==== Supplied material

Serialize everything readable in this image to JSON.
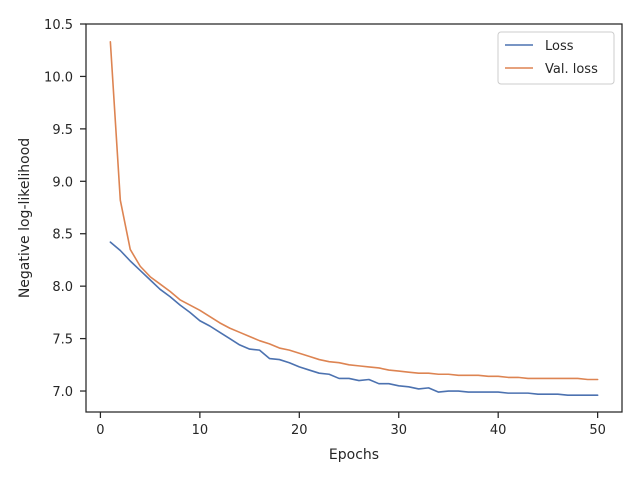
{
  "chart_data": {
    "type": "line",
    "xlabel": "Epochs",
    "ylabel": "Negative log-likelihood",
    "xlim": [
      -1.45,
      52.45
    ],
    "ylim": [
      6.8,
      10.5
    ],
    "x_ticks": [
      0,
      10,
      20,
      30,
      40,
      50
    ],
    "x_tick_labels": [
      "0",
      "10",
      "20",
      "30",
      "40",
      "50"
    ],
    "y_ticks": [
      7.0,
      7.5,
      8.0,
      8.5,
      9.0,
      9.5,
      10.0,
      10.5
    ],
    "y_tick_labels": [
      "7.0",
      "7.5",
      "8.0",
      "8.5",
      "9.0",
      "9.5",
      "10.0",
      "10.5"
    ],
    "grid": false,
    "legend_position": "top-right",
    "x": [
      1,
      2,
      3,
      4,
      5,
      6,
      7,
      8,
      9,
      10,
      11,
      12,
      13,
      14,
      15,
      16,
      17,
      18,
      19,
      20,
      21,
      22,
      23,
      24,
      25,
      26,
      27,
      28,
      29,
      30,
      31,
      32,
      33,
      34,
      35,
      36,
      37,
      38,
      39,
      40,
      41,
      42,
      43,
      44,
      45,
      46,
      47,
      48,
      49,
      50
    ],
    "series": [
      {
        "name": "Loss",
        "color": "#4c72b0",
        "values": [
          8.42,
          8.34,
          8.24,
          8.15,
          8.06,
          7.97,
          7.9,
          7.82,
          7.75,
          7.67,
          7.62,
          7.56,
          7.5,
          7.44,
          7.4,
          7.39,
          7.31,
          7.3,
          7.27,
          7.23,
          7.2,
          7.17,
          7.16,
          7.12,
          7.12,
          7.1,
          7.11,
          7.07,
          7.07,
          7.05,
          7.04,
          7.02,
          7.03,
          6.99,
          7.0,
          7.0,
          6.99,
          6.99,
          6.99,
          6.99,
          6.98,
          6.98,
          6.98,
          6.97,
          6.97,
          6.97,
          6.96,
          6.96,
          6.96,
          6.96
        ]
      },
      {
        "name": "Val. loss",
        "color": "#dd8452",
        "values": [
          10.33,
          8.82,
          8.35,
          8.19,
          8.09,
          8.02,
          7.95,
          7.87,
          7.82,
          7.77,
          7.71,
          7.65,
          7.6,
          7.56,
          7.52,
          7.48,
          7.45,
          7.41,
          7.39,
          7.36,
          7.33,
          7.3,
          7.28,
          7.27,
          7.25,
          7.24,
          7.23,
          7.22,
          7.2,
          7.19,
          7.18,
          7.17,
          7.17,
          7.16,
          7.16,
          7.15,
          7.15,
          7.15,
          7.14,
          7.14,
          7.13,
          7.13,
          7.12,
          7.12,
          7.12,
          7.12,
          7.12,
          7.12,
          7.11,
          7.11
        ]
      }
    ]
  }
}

========

Problem description:
Your task is to return the entries above exactly, with no pictures.

Written solution:
Serialize everything readable in this image to JSON.
{
  "chart_data": {
    "type": "line",
    "xlabel": "Epochs",
    "ylabel": "Negative log-likelihood",
    "xlim": [
      -1.45,
      52.45
    ],
    "ylim": [
      6.8,
      10.5
    ],
    "x_ticks": [
      0,
      10,
      20,
      30,
      40,
      50
    ],
    "x_tick_labels": [
      "0",
      "10",
      "20",
      "30",
      "40",
      "50"
    ],
    "y_ticks": [
      7.0,
      7.5,
      8.0,
      8.5,
      9.0,
      9.5,
      10.0,
      10.5
    ],
    "y_tick_labels": [
      "7.0",
      "7.5",
      "8.0",
      "8.5",
      "9.0",
      "9.5",
      "10.0",
      "10.5"
    ],
    "grid": false,
    "legend_position": "top-right",
    "x": [
      1,
      2,
      3,
      4,
      5,
      6,
      7,
      8,
      9,
      10,
      11,
      12,
      13,
      14,
      15,
      16,
      17,
      18,
      19,
      20,
      21,
      22,
      23,
      24,
      25,
      26,
      27,
      28,
      29,
      30,
      31,
      32,
      33,
      34,
      35,
      36,
      37,
      38,
      39,
      40,
      41,
      42,
      43,
      44,
      45,
      46,
      47,
      48,
      49,
      50
    ],
    "series": [
      {
        "name": "Loss",
        "color": "#4c72b0",
        "values": [
          8.42,
          8.34,
          8.24,
          8.15,
          8.06,
          7.97,
          7.9,
          7.82,
          7.75,
          7.67,
          7.62,
          7.56,
          7.5,
          7.44,
          7.4,
          7.39,
          7.31,
          7.3,
          7.27,
          7.23,
          7.2,
          7.17,
          7.16,
          7.12,
          7.12,
          7.1,
          7.11,
          7.07,
          7.07,
          7.05,
          7.04,
          7.02,
          7.03,
          6.99,
          7.0,
          7.0,
          6.99,
          6.99,
          6.99,
          6.99,
          6.98,
          6.98,
          6.98,
          6.97,
          6.97,
          6.97,
          6.96,
          6.96,
          6.96,
          6.96
        ]
      },
      {
        "name": "Val. loss",
        "color": "#dd8452",
        "values": [
          10.33,
          8.82,
          8.35,
          8.19,
          8.09,
          8.02,
          7.95,
          7.87,
          7.82,
          7.77,
          7.71,
          7.65,
          7.6,
          7.56,
          7.52,
          7.48,
          7.45,
          7.41,
          7.39,
          7.36,
          7.33,
          7.3,
          7.28,
          7.27,
          7.25,
          7.24,
          7.23,
          7.22,
          7.2,
          7.19,
          7.18,
          7.17,
          7.17,
          7.16,
          7.16,
          7.15,
          7.15,
          7.15,
          7.14,
          7.14,
          7.13,
          7.13,
          7.12,
          7.12,
          7.12,
          7.12,
          7.12,
          7.12,
          7.11,
          7.11
        ]
      }
    ]
  }
}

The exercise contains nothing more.